**Direction**
Give, as a bare number, the count of lines that contain the word "agrária".

Saved entries:
──────
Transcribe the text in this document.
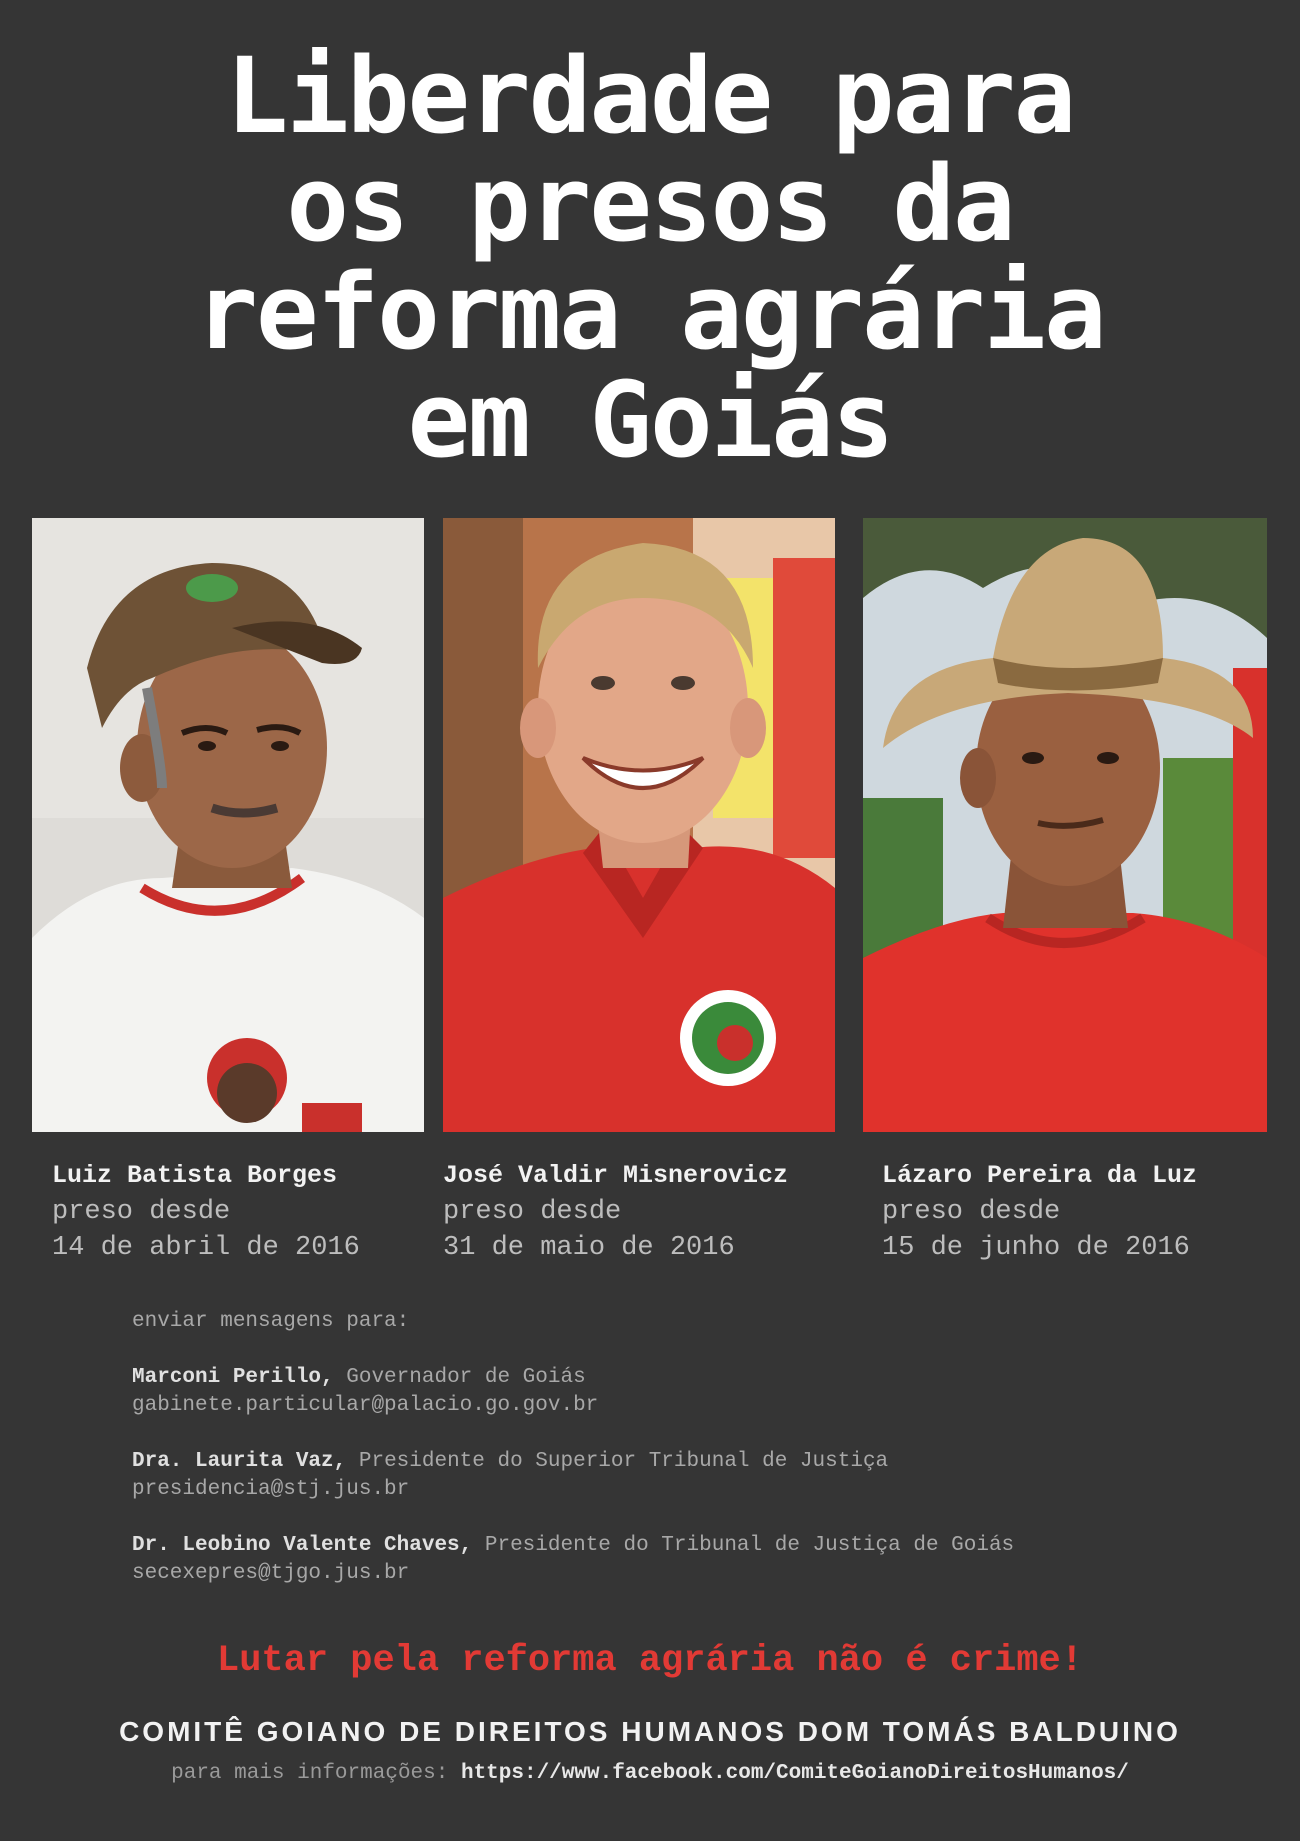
Liberdade para
os presos da
reforma agrária
em Goiás
Luiz Batista Borges
preso desde
14 de abril de 2016
José Valdir Misnerovicz
preso desde
31 de maio de 2016
Lázaro Pereira da Luz
preso desde
15 de junho de 2016
enviar mensagens para:
Marconi Perillo, Governador de Goiás
gabinete.particular@palacio.go.gov.br
Dra. Laurita Vaz, Presidente do Superior Tribunal de Justiça
presidencia@stj.jus.br
Dr. Leobino Valente Chaves, Presidente do Tribunal de Justiça de Goiás
secexepres@tjgo.jus.br
Lutar pela reforma agrária não é crime!
COMITÊ GOIANO DE DIREITOS HUMANOS DOM TOMÁS BALDUINO
para mais informações: https://www.facebook.com/ComiteGoianoDireitosHumanos/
──────
**Solution to this exercise**
2